Mallika Joseph | Visiting Fellow

Mallika Joseph is Visiting Fellow at CPR. Being part of the international relations and security team, her focus is on security sector, human security, conflict prevention and peacebuilding, regional architectures and global governance. She currently serves as Policy Adviser and Asia Pacific Regional Coordinator at The Hague based Global Partnership for the Prevention of Armed Conflict (GPPAC). She is a Senior Fellow at Women in Security, Conflict Management and Peace (WISCOMP).

Prior to joining GPPAC in January 2018, she was Professor and Head at the Department of National Security Studies, Central University of Jammu, Jammu and Kashmir. Earlier, she was the Executive Director of the Regional Centre for Strategic Studies (RCSS), Sri Lanka, from January 2012 until December 2014, and before that was the Director of the New Delhi based Institute of Peace and Conflict Studies (IPCS). She also served as the Deputy Director at the Australia India Institute @Delhi, a subsidiary of the University of Melbourne, Australia in 2015-2016.

Exercise set:
(A) The profile says Mallika Joseph's focus is on security sector, human security, conflict prevention and peacebuilding, regional architectures and global governance. What reason does it give for that focus?
(B) Please repeat the profile's wording from "Prior to joining" up to and including "Australia in 2015-2016.".
(C) Using the profile, answer these:
(i) In what month and year did she join GPPAC?
(ii) For what period was she Executive Director of RCSS?
(iii) Which university is the Australia India Institute @Delhi a subsidiary of?

Source excerpt:
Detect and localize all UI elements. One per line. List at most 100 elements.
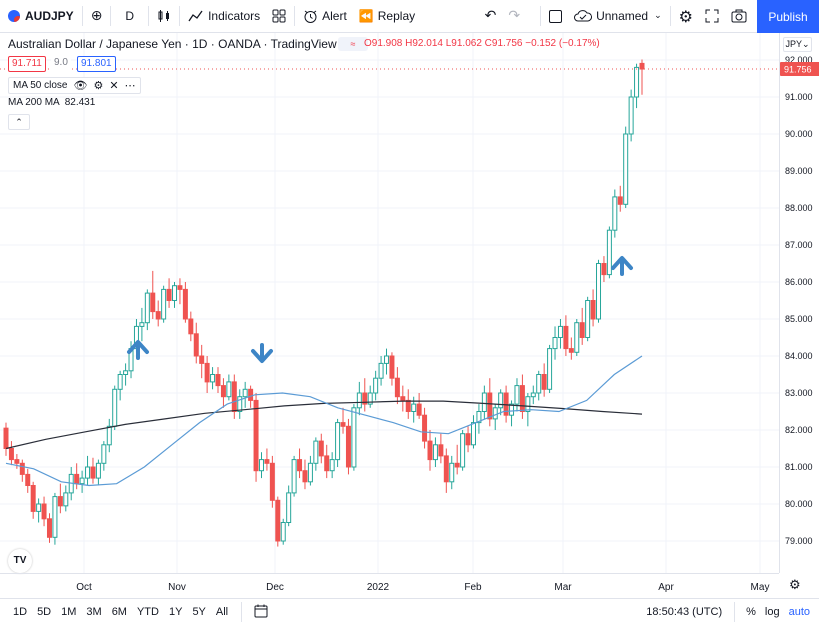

Solutions to the tasks:
(A) Her focus falls on these areas because she is part of the international relations and security team at CPR, where she is a Visiting Fellow.

(B)
Prior to joining GPPAC in January 2018, she was Professor and Head at the Department of National Security Studies, Central University of Jammu, Jammu and Kashmir. Earlier, she was the Executive Director of the Regional Centre for Strategic Studies (RCSS), Sri Lanka, from January 2012 until December 2014, and before that was the Director of the New Delhi based Institute of Peace and Conflict Studies (IPCS). She also served as the Deputy Director at the Australia India Institute @Delhi, a subsidiary of the University of Melbourne, Australia in 2015-2016.

(C)
(i) January 2018
(ii) From January 2012 until December 2014
(iii) The University of Melbourne, Australia